----- Available records -----

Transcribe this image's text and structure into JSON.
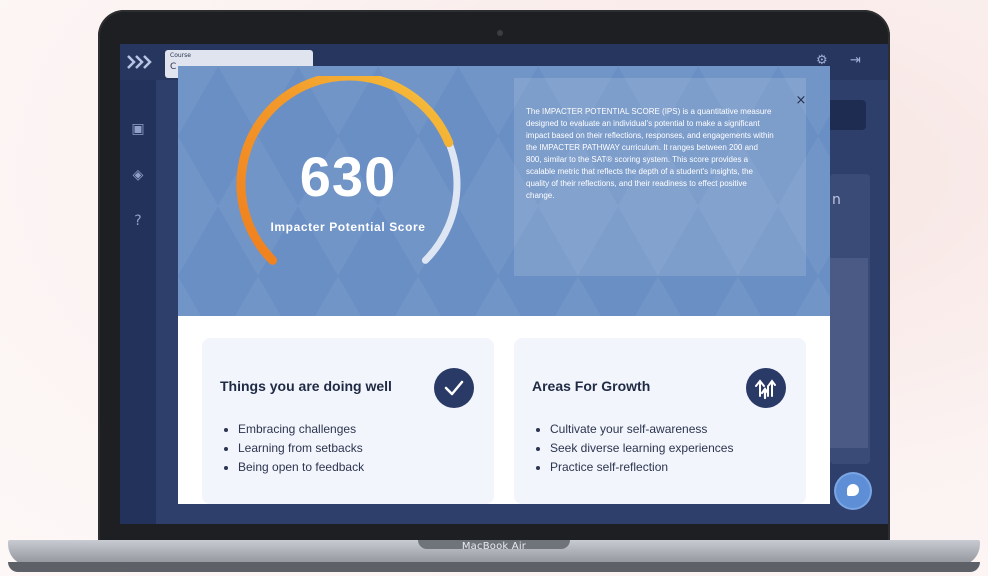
{
  "device": {
    "label": "MacBook Air"
  },
  "app": {
    "course": {
      "label": "Course",
      "value": "C"
    },
    "right_panel_letter": "n"
  },
  "modal": {
    "score": "630",
    "score_label": "Impacter Potential Score",
    "gauge_progress": 0.75,
    "description": "The IMPACTER POTENTIAL SCORE (IPS) is a quantitative measure designed to evaluate an individual's potential to make a significant impact based on their reflections, responses, and engagements within the IMPACTER PATHWAY curriculum. It ranges between 200 and 800, similar to the SAT® scoring system. This score provides a scalable metric that reflects the depth of a student's insights, the quality of their reflections, and their readiness to effect positive change.",
    "close_label": "×",
    "strengths": {
      "title": "Things you are doing well",
      "icon": "checkmark-icon",
      "items": [
        "Embracing challenges",
        "Learning from setbacks",
        "Being open to feedback"
      ]
    },
    "growth": {
      "title": "Areas For Growth",
      "icon": "growth-arrows-icon",
      "items": [
        "Cultivate your self-awareness",
        "Seek diverse learning experiences",
        "Practice self-reflection"
      ]
    }
  },
  "colors": {
    "modal_header": "#6a8fc4",
    "gauge_orange": "#f08a24",
    "gauge_yellow": "#f5b93a",
    "gauge_track": "#dfe6f3",
    "badge": "#2a3a66"
  }
}
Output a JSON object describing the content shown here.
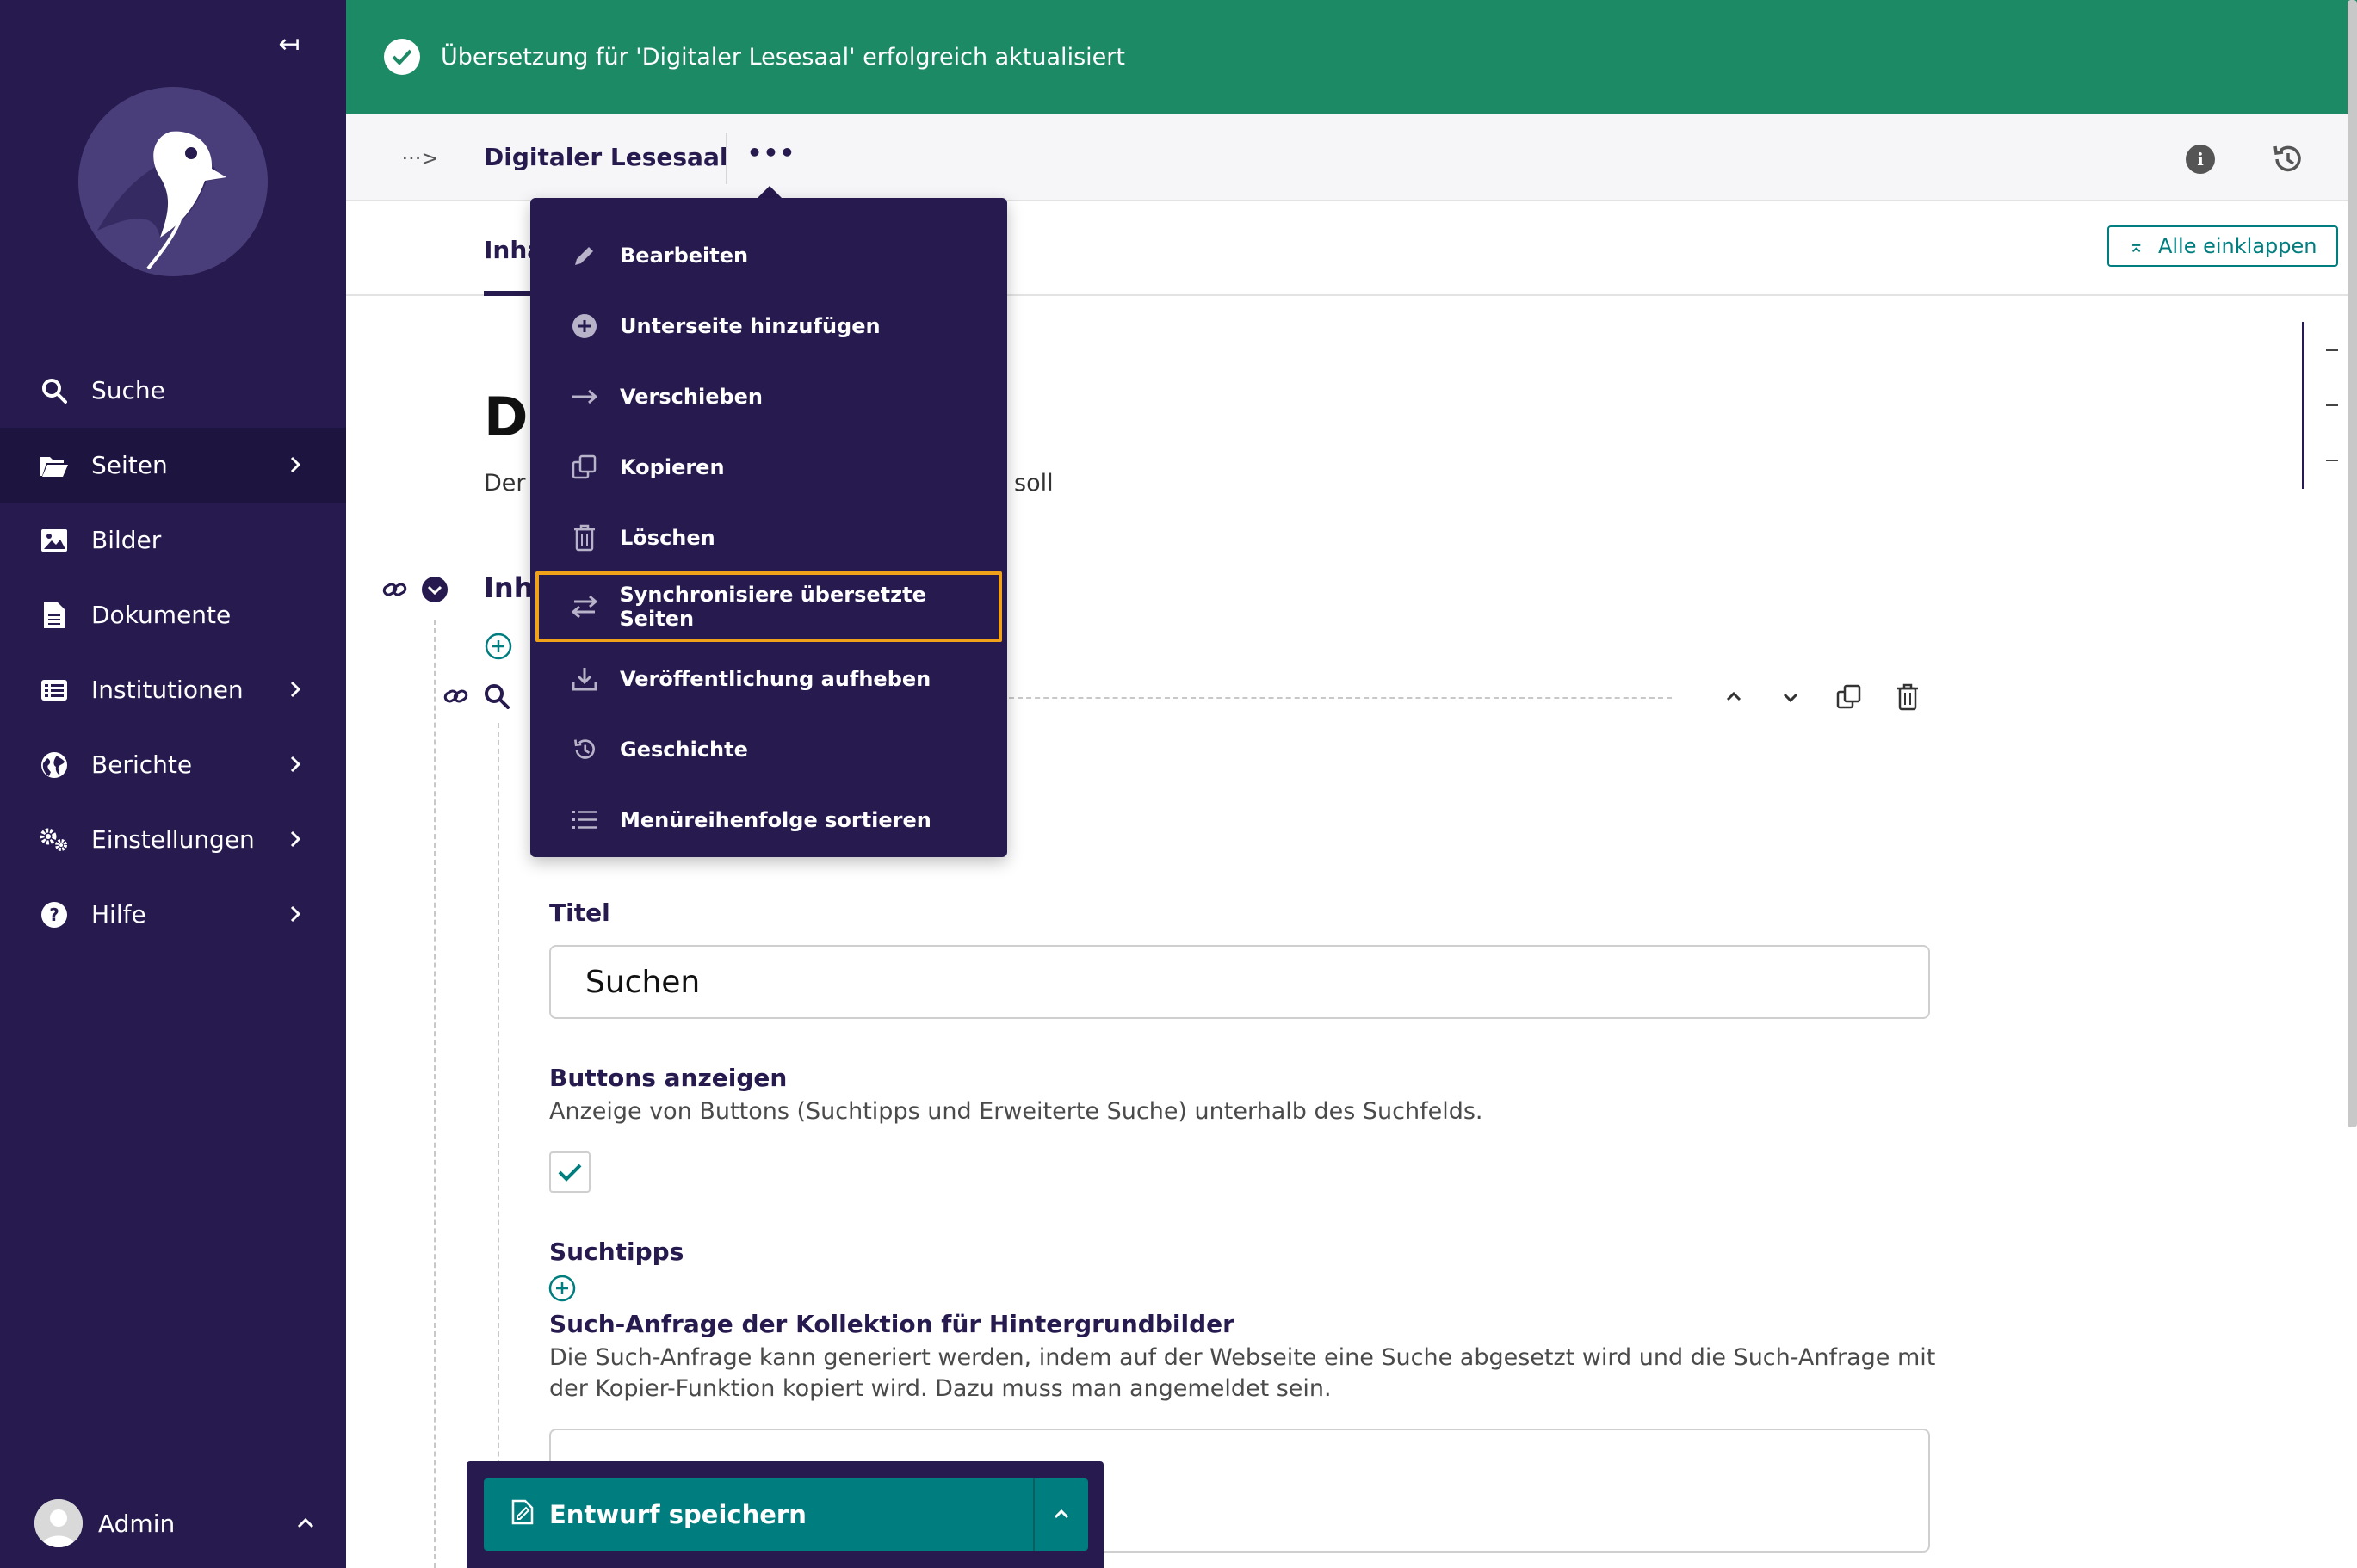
{
  "sidebar": {
    "collapse_glyph": "↤",
    "items": [
      {
        "label": "Suche",
        "icon": "search-icon",
        "has_chevron": false,
        "active": false
      },
      {
        "label": "Seiten",
        "icon": "folder-open-icon",
        "has_chevron": true,
        "active": true
      },
      {
        "label": "Bilder",
        "icon": "image-icon",
        "has_chevron": false,
        "active": false
      },
      {
        "label": "Dokumente",
        "icon": "document-icon",
        "has_chevron": false,
        "active": false
      },
      {
        "label": "Institutionen",
        "icon": "list-icon",
        "has_chevron": true,
        "active": false
      },
      {
        "label": "Berichte",
        "icon": "globe-icon",
        "has_chevron": true,
        "active": false
      },
      {
        "label": "Einstellungen",
        "icon": "cogs-icon",
        "has_chevron": true,
        "active": false
      },
      {
        "label": "Hilfe",
        "icon": "help-icon",
        "has_chevron": true,
        "active": false
      }
    ],
    "user": {
      "name": "Admin"
    }
  },
  "banner": {
    "message": "Übersetzung für 'Digitaler Lesesaal' erfolgreich aktualisiert",
    "color": "#1d8a66"
  },
  "header": {
    "breadcrumb_toggle": "···>",
    "title": "Digitaler Lesesaal",
    "more_glyph": "•••",
    "info_glyph": "i"
  },
  "tabs": {
    "active_tab_partial": "Inha"
  },
  "toolbar": {
    "collapse_all_label": "Alle einklappen",
    "collapse_all_glyph": "⌅"
  },
  "content": {
    "heading_partial": "Di",
    "description_left": "Der",
    "description_right": "soll",
    "section_heading_partial": "Inha"
  },
  "form": {
    "title_label": "Titel",
    "title_value": "Suchen",
    "buttons_label": "Buttons anzeigen",
    "buttons_help": "Anzeige von Buttons (Suchtipps und Erweiterte Suche) unterhalb des Suchfelds.",
    "buttons_checked": true,
    "tips_label": "Suchtipps",
    "query_label": "Such-Anfrage der Kollektion für Hintergrundbilder",
    "query_help": "Die Such-Anfrage kann generiert werden, indem auf der Webseite eine Suche abgesetzt wird und die Such-Anfrage mit der Kopier-Funktion kopiert wird. Dazu muss man angemeldet sein."
  },
  "savebar": {
    "save_label": "Entwurf speichern"
  },
  "menu": {
    "items": [
      {
        "label": "Bearbeiten",
        "icon": "pencil-icon"
      },
      {
        "label": "Unterseite hinzufügen",
        "icon": "plus-circle-icon"
      },
      {
        "label": "Verschieben",
        "icon": "arrow-right-icon"
      },
      {
        "label": "Kopieren",
        "icon": "copy-icon"
      },
      {
        "label": "Löschen",
        "icon": "trash-icon"
      },
      {
        "label": "Synchronisiere übersetzte Seiten",
        "icon": "sync-arrows-icon",
        "highlighted": true
      },
      {
        "label": "Veröffentlichung aufheben",
        "icon": "download-icon"
      },
      {
        "label": "Geschichte",
        "icon": "history-icon"
      },
      {
        "label": "Menüreihenfolge sortieren",
        "icon": "list-order-icon"
      }
    ],
    "highlight_color": "#f0a21b"
  },
  "colors": {
    "sidebar": "#261a4e",
    "accent": "#007d7e",
    "success": "#1d8a66"
  }
}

-----

● **The task**
Find "Digitaler". Copy every line it occurs in.

● **Completed task**
    "message": "Übersetzung für 'Digitaler Lesesaal' erfolgreich aktualisiert",
    "title": "Digitaler Lesesaal",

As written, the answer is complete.